Collection entries:
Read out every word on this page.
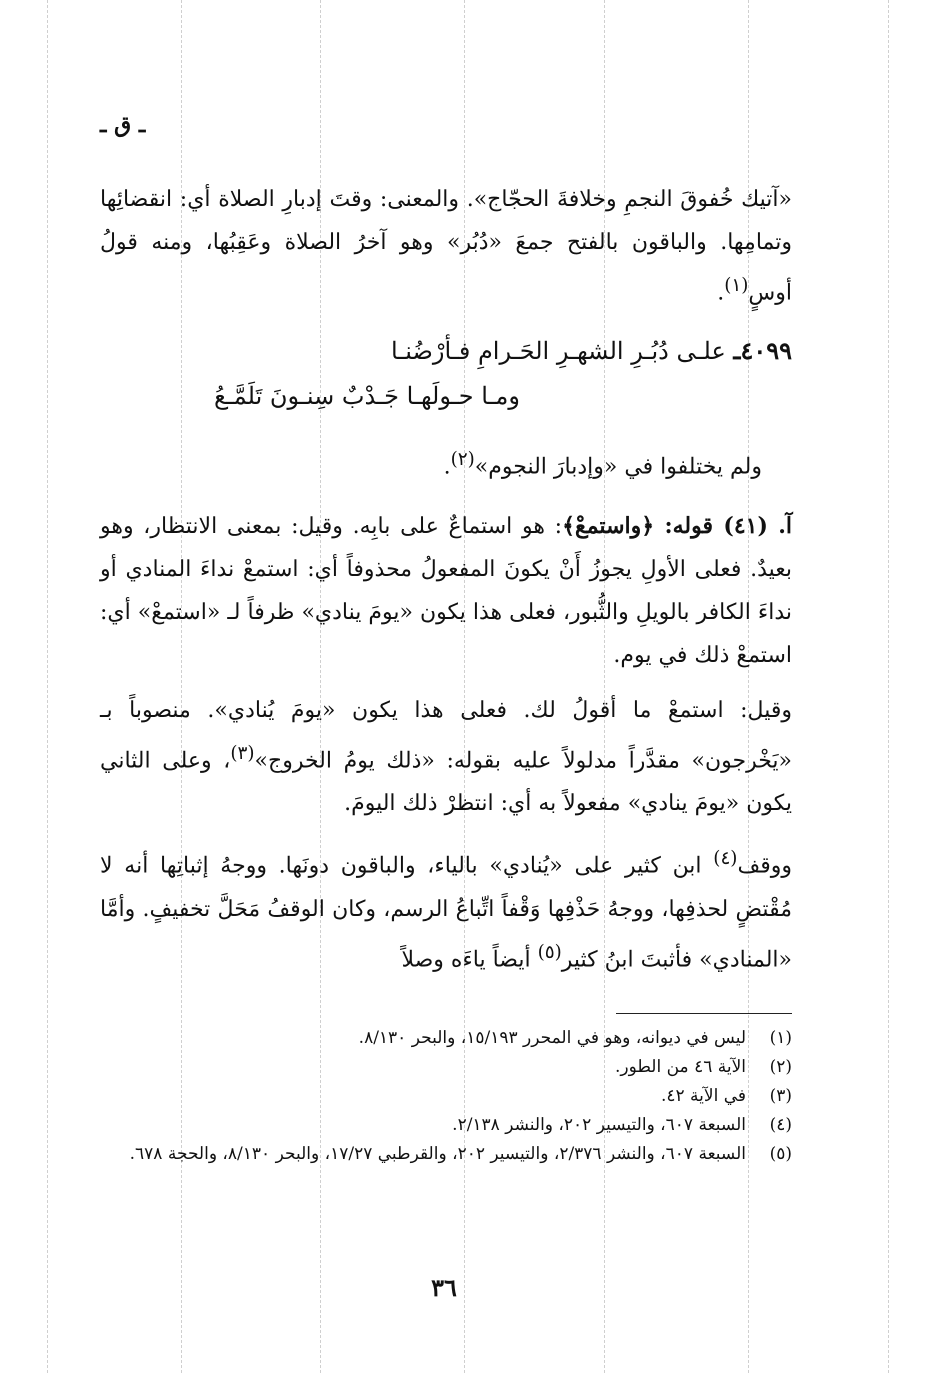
ـ ق ـ

«آتيك خُفوقَ النجمِ وخلافةَ الحجّاج». والمعنى: وقتَ إدبارِ الصلاة أي: انقضائِها وتمامِها. والباقون بالفتح جمعَ «دُبُر» وهو آخرُ الصلاة وعَقِبُها، ومنه قولُ أوسٍ$^{(١)}$.

٤٠٩٩ـ علـى دُبُـرِ الشهـرِ الحَـرامِ فـأرْضُنـا
ومـا حـولَهـا جَـدْبٌ سِنـونَ تَلَمَّـعُ

ولم يختلفوا في «وإدبارَ النجوم»$^{(٢)}$.

آ. (٤١) قوله: ﴿واستمعْ﴾: هو استماعٌ على بابِه. وقيل: بمعنى الانتظار، وهو بعيدٌ. فعلى الأولِ يجوزُ أَنْ يكونَ المفعولُ محذوفاً أي: استمعْ نداءَ المنادي أو نداءَ الكافر بالويلِ والثُّبور، فعلى هذا يكون «يومَ ينادي» ظرفاً لـ «استمعْ» أي: استمعْ ذلك في يوم.

وقيل: استمعْ ما أقولُ لك. فعلى هذا يكون «يومَ يُنادي». منصوباً بـ «يَخْرجون» مقدَّراً مدلولاً عليه بقوله: «ذلك يومُ الخروج»$^{(٣)}$، وعلى الثاني يكون «يومَ ينادي» مفعولاً به أي: انتظرْ ذلك اليومَ.

ووقف$^{(٤)}$ ابن كثير على «يُنادي» بالياء، والباقون دونَها. ووجهُ إثباتِها أنه لا مُقْتضٍ لحذفِها، ووجهُ حَذْفِها وَقْفاً اتِّباعُ الرسم، وكان الوقفُ مَحَلَّ تخفيفٍ. وأمَّا «المنادي» فأثبتَ ابنُ كثير$^{(٥)}$ أيضاً ياءَه وصلاً

(١)
ليس في ديوانه، وهو في المحرر ١٥/١٩٣، والبحر ٨/١٣٠.
(٢)
الآية ٤٦ من الطور.
(٣)
في الآية ٤٢.
(٤)
السبعة ٦٠٧، والتيسير ٢٠٢، والنشر ٢/١٣٨.
(٥)
السبعة ٦٠٧، والنشر ٢/٣٧٦، والتيسير ٢٠٢، والقرطبي ١٧/٢٧، والبحر ٨/١٣٠، والحجة ٦٧٨.
٣٦
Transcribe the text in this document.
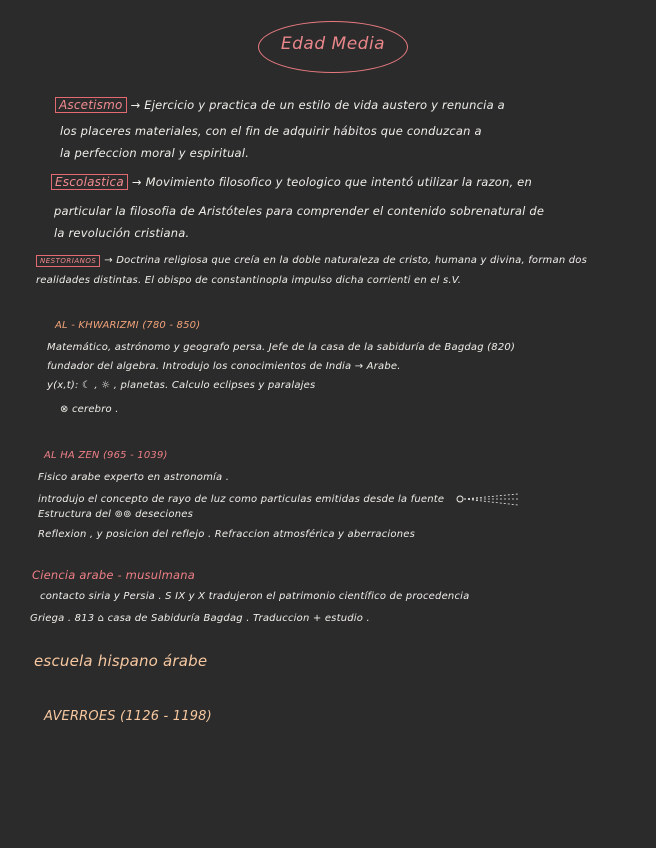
Edad Media
Ascetismo → Ejercicio y practica de un estilo de vida austero y renuncia a
los placeres materiales, con el fin de adquirir hábitos que conduzcan a
la perfeccion moral y espiritual.
Escolastica → Movimiento filosofico y teologico que intentó utilizar la razon, en
particular la filosofia de Aristóteles para comprender el contenido sobrenatural de
la revolución cristiana.
NESTORIANOS → Doctrina religiosa que creía en la doble naturaleza de cristo, humana y divina, forman dos
realidades distintas. El obispo de constantinopla impulso dicha corrienti en el s.V.
AL - KHWARIZMI (780 - 850)
Matemático, astrónomo y geografo persa. Jefe de la casa de la sabiduría de Bagdag (820)
fundador del algebra. Introdujo los conocimientos de India → Arabe.
y(x,t): ☾ , ☼ , planetas. Calculo eclipses y paralajes
⊗ cerebro .
AL HA ZEN (965 - 1039)
Fisico arabe experto en astronomía .
introdujo el concepto de rayo de luz como particulas emitidas desde la fuente
Estructura del ⊚⊚ deseciones
Reflexion , y posicion del reflejo . Refraccion atmosférica y aberraciones
Ciencia arabe - musulmana
contacto siria y Persia . S IX y X tradujeron el patrimonio científico de procedencia
Griega . 813 ⌂ casa de Sabiduría Bagdag . Traduccion + estudio .
escuela hispano árabe
AVERROES (1126 - 1198)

▶ [Exercise instructions]:
From the records above, pull out every line containing the word "السبعة".

▶ [Final result]:
السبعة ٦٠٧، والتيسير ٢٠٢، والنشر ٢/١٣٨.
السبعة ٦٠٧، والنشر ٢/٣٧٦، والتيسير ٢٠٢، والقرطبي ١٧/٢٧، والبحر ٨/١٣٠، والحجة ٦٧٨.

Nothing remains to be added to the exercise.